Liste des tâches
[1] Affichez chaque ligne des enregistrements qui contient la chaîne « cloud ».
[2] Poursuivez, s'il vous plaît, le texte sur les droits des femmes algériennes à partir de là où il s'arrête.

**** Extrait du texte ****

Elections présidentielles : Et les droits des femmes algériennes ?

Elections présidentielles : Et les droits des femmes algériennes ?

Voilà que l’histoire se répète ! Une seule femme parmi les dix-huit candidats aux élections présidentielles ! Et dans cette course à majorité masculine, la question des droits des femmes est-elle inscrite au menu des programmes des ces "lièvres" ? Si d’aucun n’y a pensé, des femmes ont osé revendiquer la fin de l’institutionnalisation de la domination masculine qui régit les rapports hommes/femmes dans la sphère du privé.

Alors, écoutez ! Ecoutez , les sonorités de ce cri qui sonnent comme une musique d’accouchement d’une langue qui chante haut et fort la Liberté.

Madame la Candidate. Messieurs les candidats à la magistrature suprême,

Nous, femmes qui chérissons la vie, aimons la liberté et rêvons d’une vie où nos esprits et nos corps sont libres d’aller et venir au gré de leurs envies et de leurs désirs, vous demandons expressément d’entendre ce cri de la Raison qui jaillit des bas fonds de nos entrailles tenues en laisse par des esprits contorsionnés, ces gardiens du Temple de la moralité, du conservatisme et de l’archaïsme dès lors qu’il s’agit des femmes.

Ah, si vous aviez comme il est dur d’être femme au pays du masculin pluriel ! Qu’il est dévalorisant ce confinement dans un statut de minorité opprimée ! Cette assignation dans une "identité de procuration" ! Ce dépouillement d’une capacité juridique et d’une individualité propre ! Ah, cette domination masculine, c’est-à-dire "la croyance dans la supériorité d’un principe masculin sur le féminin" ! Elle nous colle à la peau ! Et nous voilà contraintes de la porter sur nos corps comme un stigmate !

Que sommes-nous dans cette société à structure patriarcale basée sur le privilège de masculinité et où "l’habitus culturel fonde le culte du père comme noyau et référent essentiel de la norme sociale" ? Et bien, un bien voire un capital "qu’il faut conserver à l’abri du soupçon et de l’offense" afin que notre comportement n’entache pas l’honneur (la horma) de la famille et de la nation par extension.

**** Données à traiter ****

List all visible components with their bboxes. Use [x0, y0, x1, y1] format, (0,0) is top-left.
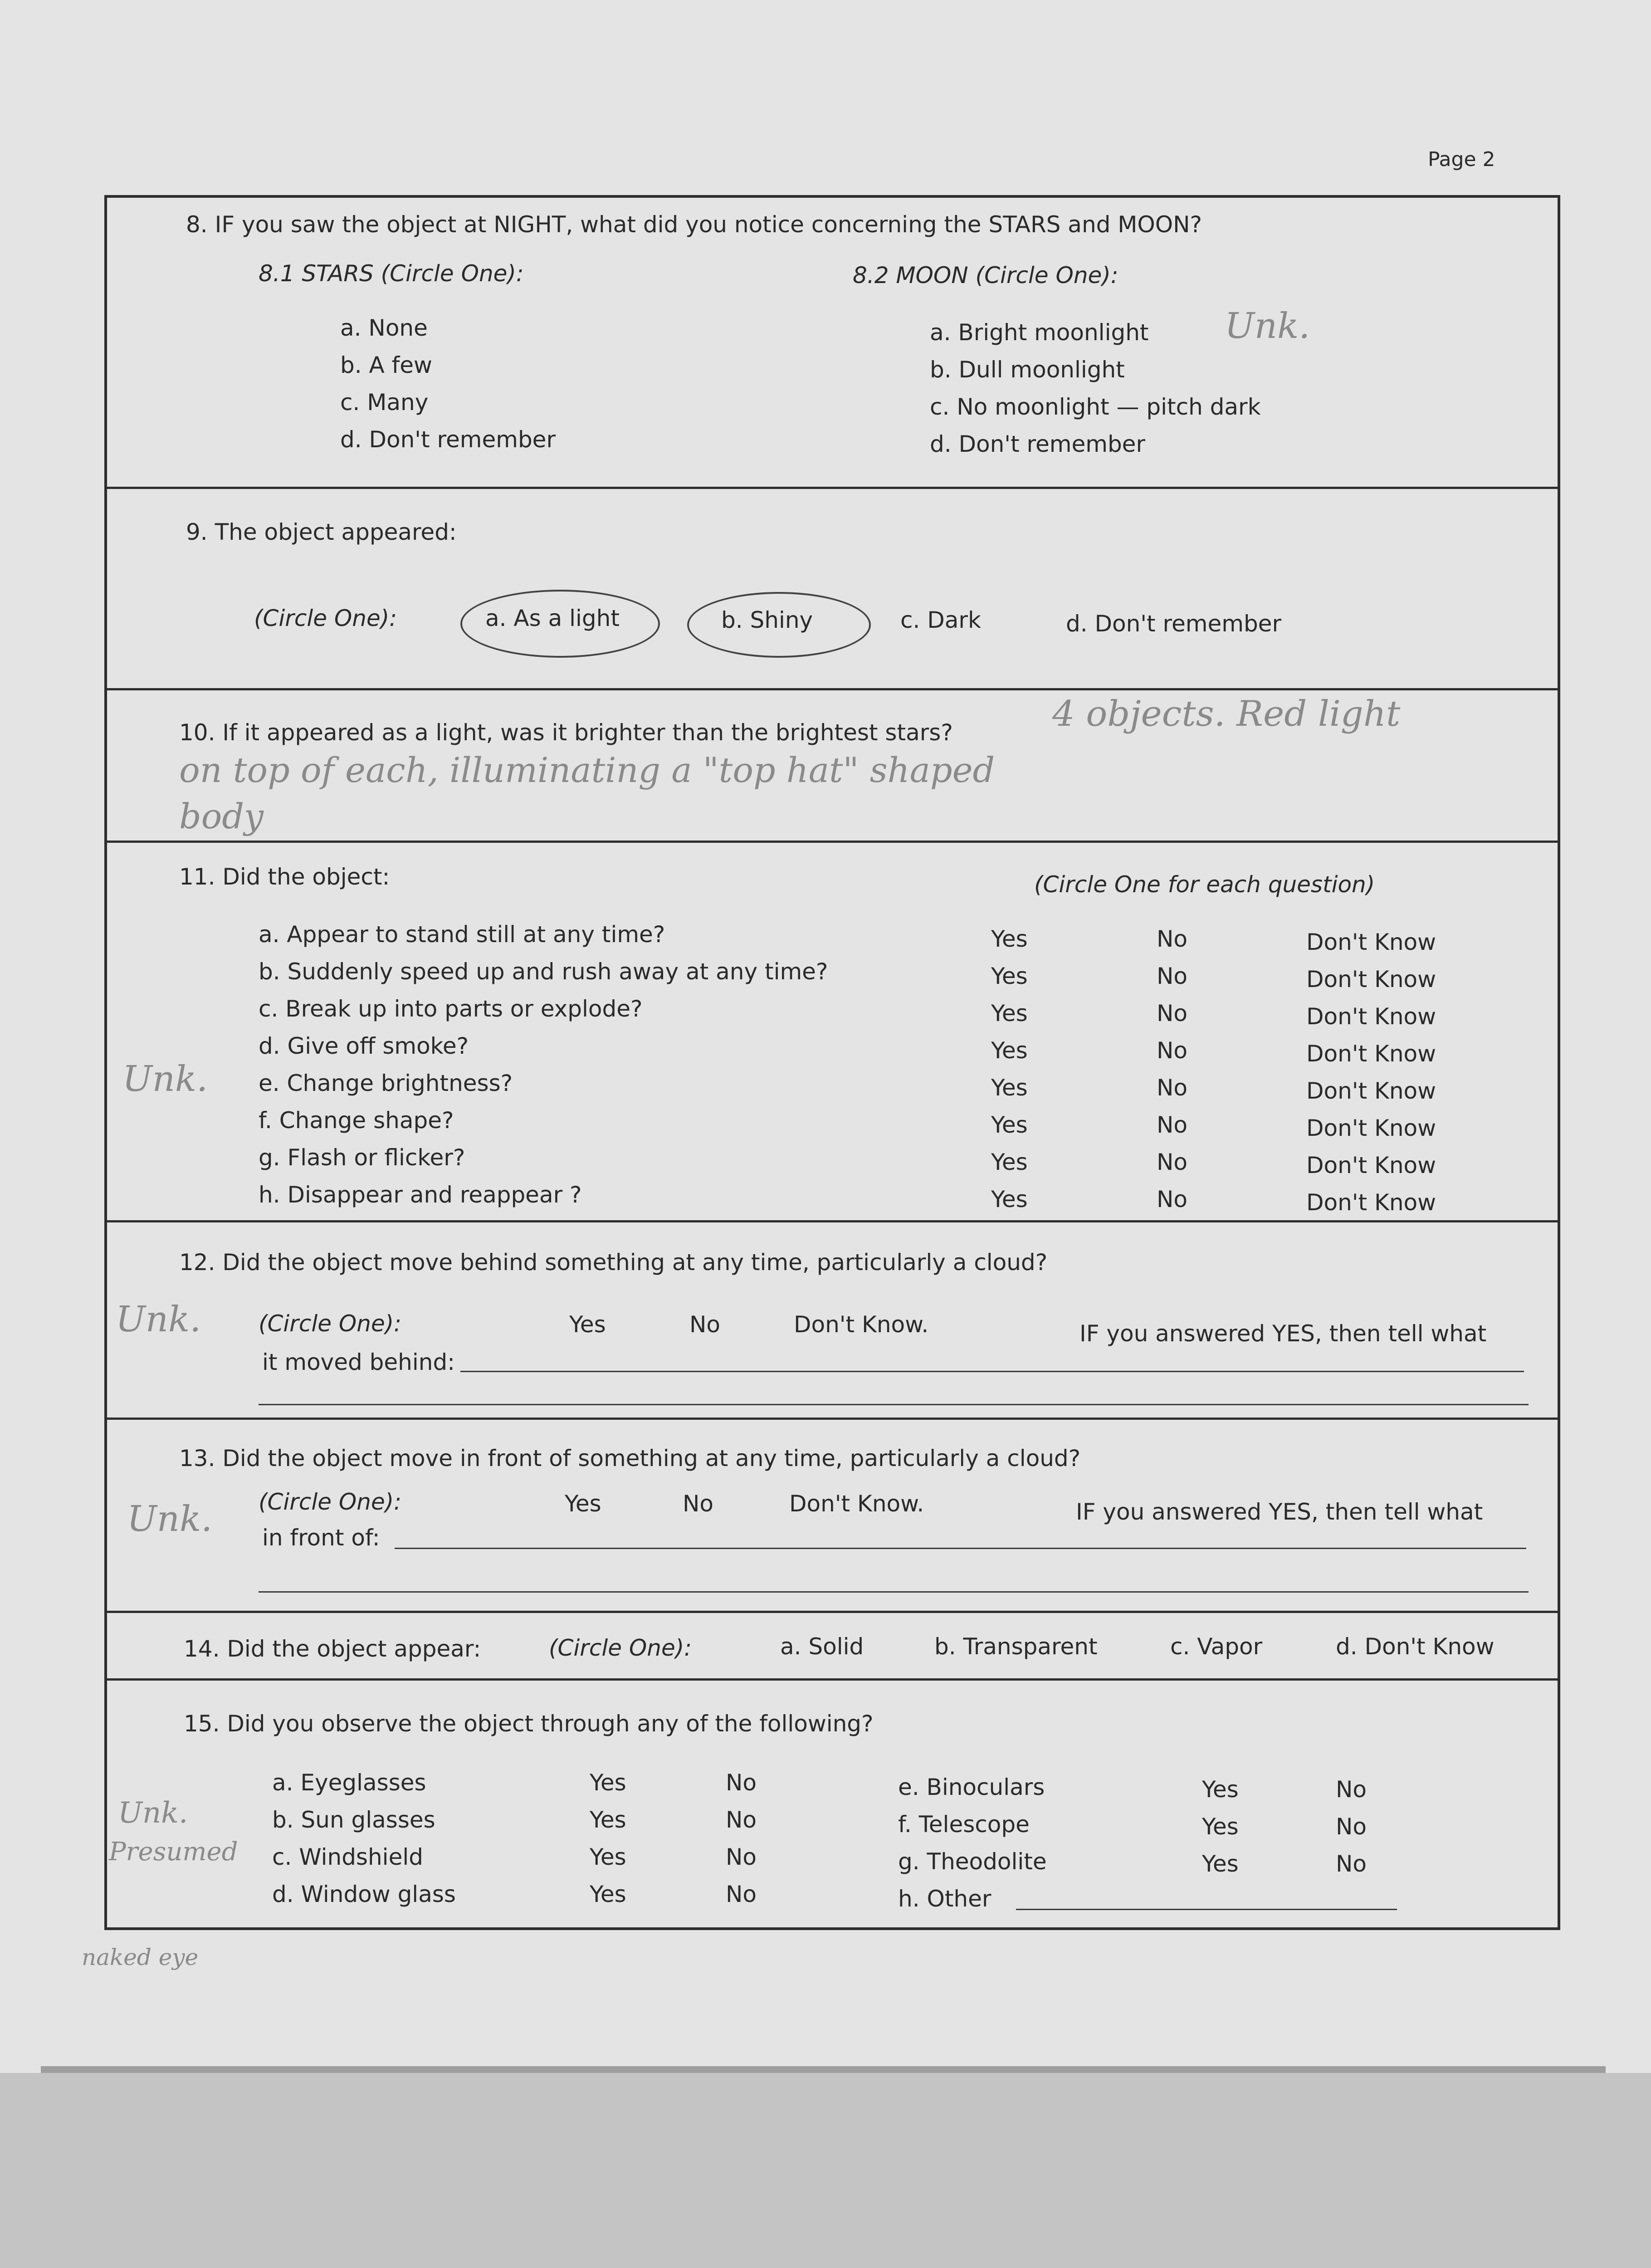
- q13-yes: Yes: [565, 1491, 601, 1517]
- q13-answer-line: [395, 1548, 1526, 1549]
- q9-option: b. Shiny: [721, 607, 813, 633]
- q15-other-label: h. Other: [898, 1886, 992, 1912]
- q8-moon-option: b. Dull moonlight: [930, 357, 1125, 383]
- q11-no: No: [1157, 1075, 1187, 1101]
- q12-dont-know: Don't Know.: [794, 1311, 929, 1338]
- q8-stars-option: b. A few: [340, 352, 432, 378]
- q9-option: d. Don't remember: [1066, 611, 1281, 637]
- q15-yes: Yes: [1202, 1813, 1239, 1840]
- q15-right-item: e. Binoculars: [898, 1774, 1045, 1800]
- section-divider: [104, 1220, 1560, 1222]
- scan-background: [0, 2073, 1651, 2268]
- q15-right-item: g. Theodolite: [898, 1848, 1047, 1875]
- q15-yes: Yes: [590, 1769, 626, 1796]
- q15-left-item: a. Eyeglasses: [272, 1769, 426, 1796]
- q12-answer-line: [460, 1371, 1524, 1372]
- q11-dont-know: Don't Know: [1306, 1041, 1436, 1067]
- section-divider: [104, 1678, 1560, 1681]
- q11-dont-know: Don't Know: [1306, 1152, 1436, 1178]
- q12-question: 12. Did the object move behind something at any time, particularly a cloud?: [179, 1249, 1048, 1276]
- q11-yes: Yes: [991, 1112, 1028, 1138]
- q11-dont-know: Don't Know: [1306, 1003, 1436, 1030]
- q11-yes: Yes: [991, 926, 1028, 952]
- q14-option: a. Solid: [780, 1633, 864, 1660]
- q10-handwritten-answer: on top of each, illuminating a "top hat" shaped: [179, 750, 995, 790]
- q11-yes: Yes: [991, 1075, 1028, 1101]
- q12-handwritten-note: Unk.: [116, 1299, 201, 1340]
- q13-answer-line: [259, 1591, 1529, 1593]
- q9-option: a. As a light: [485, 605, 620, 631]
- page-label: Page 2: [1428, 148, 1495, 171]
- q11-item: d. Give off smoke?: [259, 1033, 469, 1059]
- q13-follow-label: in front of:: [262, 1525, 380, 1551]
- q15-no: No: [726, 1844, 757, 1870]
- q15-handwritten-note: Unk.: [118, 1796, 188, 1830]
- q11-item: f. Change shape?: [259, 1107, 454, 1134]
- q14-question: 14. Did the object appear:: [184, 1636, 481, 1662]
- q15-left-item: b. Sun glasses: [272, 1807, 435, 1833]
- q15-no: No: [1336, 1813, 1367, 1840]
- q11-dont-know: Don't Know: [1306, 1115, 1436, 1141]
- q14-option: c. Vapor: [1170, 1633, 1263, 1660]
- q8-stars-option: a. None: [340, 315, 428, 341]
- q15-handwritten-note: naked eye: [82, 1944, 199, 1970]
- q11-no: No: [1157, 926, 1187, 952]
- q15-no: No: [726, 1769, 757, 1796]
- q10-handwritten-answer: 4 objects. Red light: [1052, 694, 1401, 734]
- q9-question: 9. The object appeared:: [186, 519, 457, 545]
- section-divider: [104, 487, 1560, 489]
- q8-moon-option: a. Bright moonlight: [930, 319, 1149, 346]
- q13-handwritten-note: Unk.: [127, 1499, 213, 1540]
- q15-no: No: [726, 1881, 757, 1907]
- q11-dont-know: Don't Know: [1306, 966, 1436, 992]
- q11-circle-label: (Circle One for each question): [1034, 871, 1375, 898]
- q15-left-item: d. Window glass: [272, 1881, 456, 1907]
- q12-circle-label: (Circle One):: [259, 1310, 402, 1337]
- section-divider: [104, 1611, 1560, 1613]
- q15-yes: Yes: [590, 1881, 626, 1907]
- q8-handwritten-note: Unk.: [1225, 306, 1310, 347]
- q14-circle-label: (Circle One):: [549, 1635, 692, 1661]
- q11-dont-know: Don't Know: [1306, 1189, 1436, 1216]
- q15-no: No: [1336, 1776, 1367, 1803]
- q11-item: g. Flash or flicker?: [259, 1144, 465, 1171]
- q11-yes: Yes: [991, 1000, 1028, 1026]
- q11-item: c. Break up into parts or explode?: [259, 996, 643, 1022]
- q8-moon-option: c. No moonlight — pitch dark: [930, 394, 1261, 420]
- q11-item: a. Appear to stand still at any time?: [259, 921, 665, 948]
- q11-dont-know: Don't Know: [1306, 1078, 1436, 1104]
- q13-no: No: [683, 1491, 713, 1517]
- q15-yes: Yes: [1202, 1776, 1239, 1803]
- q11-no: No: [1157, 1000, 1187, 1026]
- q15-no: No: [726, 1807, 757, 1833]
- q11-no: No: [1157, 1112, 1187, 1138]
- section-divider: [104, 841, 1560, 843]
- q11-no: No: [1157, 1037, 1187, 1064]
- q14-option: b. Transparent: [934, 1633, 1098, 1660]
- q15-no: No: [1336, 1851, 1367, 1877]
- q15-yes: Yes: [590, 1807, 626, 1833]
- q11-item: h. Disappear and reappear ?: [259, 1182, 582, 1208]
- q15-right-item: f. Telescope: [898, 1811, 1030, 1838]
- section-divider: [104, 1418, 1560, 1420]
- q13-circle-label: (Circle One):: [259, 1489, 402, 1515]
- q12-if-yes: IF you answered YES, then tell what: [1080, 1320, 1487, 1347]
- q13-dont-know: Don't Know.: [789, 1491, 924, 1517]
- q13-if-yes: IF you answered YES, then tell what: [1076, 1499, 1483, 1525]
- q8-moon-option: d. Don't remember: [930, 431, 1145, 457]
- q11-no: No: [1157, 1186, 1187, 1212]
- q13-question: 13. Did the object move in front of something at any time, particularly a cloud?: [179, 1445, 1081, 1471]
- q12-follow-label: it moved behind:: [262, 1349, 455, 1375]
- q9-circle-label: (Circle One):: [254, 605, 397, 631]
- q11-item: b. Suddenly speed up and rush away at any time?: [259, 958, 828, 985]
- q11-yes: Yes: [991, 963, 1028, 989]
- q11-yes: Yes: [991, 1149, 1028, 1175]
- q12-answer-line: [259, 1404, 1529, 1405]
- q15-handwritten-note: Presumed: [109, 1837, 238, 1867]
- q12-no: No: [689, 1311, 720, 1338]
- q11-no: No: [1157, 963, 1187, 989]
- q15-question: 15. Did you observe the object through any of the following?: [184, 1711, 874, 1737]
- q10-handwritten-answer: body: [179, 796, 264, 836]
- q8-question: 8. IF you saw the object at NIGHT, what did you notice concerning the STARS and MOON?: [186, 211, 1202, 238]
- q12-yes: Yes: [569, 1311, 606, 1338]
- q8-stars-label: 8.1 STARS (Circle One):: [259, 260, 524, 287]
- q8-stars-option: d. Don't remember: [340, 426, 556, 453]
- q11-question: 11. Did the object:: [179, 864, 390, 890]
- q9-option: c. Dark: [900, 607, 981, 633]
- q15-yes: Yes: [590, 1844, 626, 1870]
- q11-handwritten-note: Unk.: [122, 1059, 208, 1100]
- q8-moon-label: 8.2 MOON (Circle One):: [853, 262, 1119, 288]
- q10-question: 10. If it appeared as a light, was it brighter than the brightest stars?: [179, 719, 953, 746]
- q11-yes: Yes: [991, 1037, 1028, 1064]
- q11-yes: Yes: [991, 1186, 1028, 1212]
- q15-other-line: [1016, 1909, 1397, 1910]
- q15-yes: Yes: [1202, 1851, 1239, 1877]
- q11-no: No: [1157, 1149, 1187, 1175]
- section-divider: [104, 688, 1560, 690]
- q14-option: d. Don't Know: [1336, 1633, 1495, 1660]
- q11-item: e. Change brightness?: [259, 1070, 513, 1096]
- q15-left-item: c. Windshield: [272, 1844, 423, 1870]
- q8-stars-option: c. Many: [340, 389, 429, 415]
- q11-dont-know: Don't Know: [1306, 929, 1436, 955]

****
**** Données à traiter ****

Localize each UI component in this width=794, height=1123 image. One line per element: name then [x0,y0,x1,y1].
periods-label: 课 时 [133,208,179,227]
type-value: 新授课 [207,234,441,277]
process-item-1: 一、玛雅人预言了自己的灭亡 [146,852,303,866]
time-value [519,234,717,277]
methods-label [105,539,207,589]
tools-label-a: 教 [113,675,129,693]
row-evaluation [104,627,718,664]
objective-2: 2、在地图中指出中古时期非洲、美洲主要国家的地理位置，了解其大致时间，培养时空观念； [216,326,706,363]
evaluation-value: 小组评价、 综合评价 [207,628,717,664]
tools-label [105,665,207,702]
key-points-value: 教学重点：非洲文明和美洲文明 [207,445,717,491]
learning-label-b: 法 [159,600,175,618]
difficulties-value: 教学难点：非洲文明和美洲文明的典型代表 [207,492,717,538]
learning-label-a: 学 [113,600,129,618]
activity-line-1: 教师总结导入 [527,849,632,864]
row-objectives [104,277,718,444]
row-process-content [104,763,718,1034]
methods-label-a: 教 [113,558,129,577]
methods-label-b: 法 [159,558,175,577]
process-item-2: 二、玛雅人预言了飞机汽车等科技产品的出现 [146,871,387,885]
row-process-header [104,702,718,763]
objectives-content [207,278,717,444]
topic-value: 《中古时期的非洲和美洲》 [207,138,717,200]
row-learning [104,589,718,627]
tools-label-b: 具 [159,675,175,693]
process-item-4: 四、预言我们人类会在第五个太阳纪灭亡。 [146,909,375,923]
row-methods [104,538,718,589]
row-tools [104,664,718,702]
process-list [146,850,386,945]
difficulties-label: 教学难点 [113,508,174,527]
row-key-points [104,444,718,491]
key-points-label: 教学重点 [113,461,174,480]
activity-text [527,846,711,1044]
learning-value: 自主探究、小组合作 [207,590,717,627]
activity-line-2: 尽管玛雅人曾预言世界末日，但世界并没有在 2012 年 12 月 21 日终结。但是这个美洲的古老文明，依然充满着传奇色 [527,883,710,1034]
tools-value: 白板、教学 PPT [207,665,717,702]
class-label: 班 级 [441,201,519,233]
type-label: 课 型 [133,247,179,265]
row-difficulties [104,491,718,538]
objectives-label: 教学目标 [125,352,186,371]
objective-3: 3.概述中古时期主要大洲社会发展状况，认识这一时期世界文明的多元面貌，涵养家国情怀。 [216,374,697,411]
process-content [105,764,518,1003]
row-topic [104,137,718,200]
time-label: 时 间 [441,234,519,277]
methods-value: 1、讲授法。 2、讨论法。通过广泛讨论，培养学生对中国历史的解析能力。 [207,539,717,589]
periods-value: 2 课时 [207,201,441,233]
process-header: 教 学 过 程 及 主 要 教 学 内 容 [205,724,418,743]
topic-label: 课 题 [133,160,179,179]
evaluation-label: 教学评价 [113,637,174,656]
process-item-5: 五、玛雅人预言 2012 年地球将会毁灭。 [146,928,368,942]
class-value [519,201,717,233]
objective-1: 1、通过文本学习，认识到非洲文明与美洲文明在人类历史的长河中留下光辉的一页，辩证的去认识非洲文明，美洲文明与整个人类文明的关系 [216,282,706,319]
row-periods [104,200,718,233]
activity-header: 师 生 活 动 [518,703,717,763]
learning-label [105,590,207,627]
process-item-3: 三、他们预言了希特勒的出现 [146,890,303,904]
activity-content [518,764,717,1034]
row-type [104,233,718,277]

****
**** Données à traiter ****

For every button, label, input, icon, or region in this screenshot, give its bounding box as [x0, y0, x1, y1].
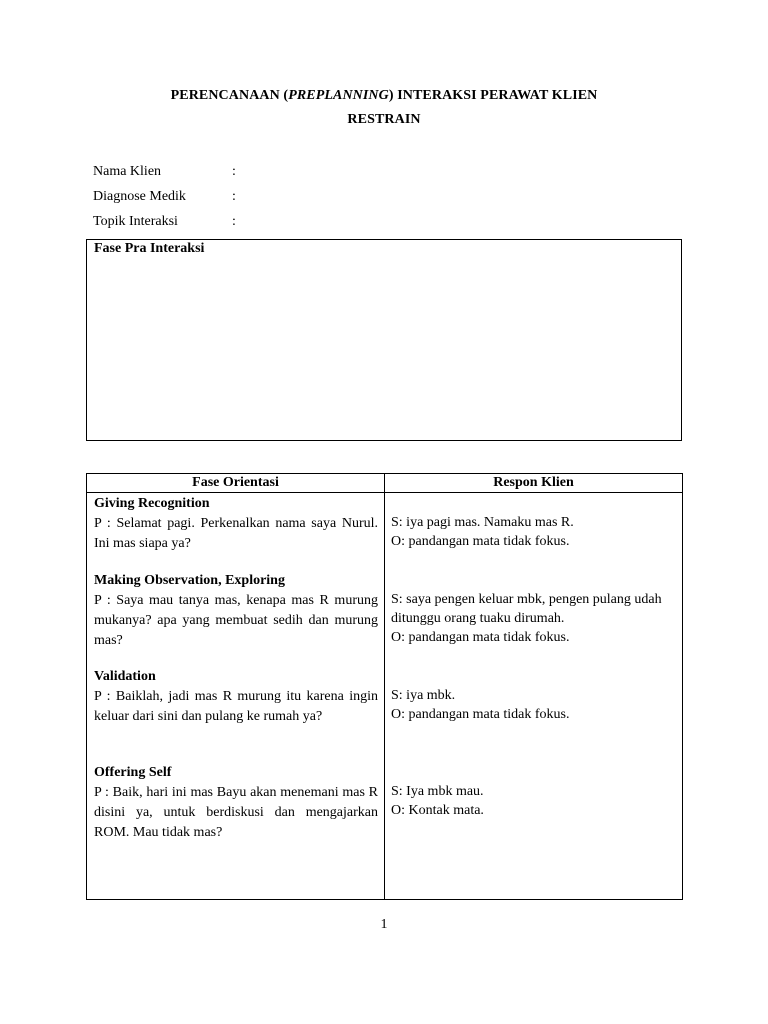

****

Résultats obtenus
[1]
- q12-question: 12. Did the object move behind something at any time, particularly a cloud?: [179, 1249, 1048, 1276]
- q13-question: 13. Did the object move in front of something at any time, particularly a cloud?: [179, 1445, 1081, 1471]

[2]
Comment sommes-nous représentées dans le Code de la famille, document social et juridique qui titre ses origines de la culture coutumière et du droit canon islamique (Fiqh), promulgue en 11984 par une Assemblée nationale à majorité masculine ? De simples objets contraints
d’adopter "un devoir-être" et de nous "sous-mettre "à l’autorité des hommes de la famille, détenteurs des pouvoirs familiaux !

Et nous voilà réduites à des épouses obéissantes ! A des mères dévouées ! A des "filles de"... Et nous nous retrouvons malgré nous, cantonnées dans une fonction de reproduction et de socialisation où la maternité à plein temps est notre unique source d’identité et une fonction sociale qui prime sur toutes les autres. Le silence. La résignation. L’abnégation. "La remise de soi", ces "vertus" féminines de passivité et de soumission sont autant de qualités naturelles profondément ancrées dans les habitus sociaux et moraux. Et gare à celles qui osent braver les règles de cet ordre moral !

Cette vision des rapports sociaux de sexe suscitent deux remarques.

Primo, la construction des genres en "catégories binaires et hiérarchisées" masculin actif et féminin passif est une violation du principe d’égalité entre les sexes prônée dans l’article 29 de la Constitution qui stipule que "les citoyens sont égaux devant la loi, sans que puisse prévaloir aucune discrimination pour cause de naissance, de race, de sexe ..."

Secundo, ce schéma archaïque de la domination masculine semble être largement dépassé. Car en décalage avec la réalité sociétale sans cesse traversée par des mouvements, des interactions et des influences internes et externes qui incitent à des prises de conscience et ainsi à des bouleversements et à des changements.

Savez-vous qu’un grand nombre de femmes ne veulent plus vivre par procuration et refusent d’être des "objets" utilisés comme "des machines caressantes", "maternantes" et "butins de guerre" ? Avez-vous conscience qu’elles ne sont pas de simples reproductrices de la domination masculine ? Mais des êtres avec "une tête, c’est-à-dire une liberté", capables de définir par elles-mêmes ce qu’elles veulent être ?

Les générations précédentes ont rêvé d’une Algérie libérée de ses chaînes coloniales. Au 21ème siècle, nos générations rêvent à leur tour d’une Algérie où les femmes ne sont pas en position d’éternelles secondes.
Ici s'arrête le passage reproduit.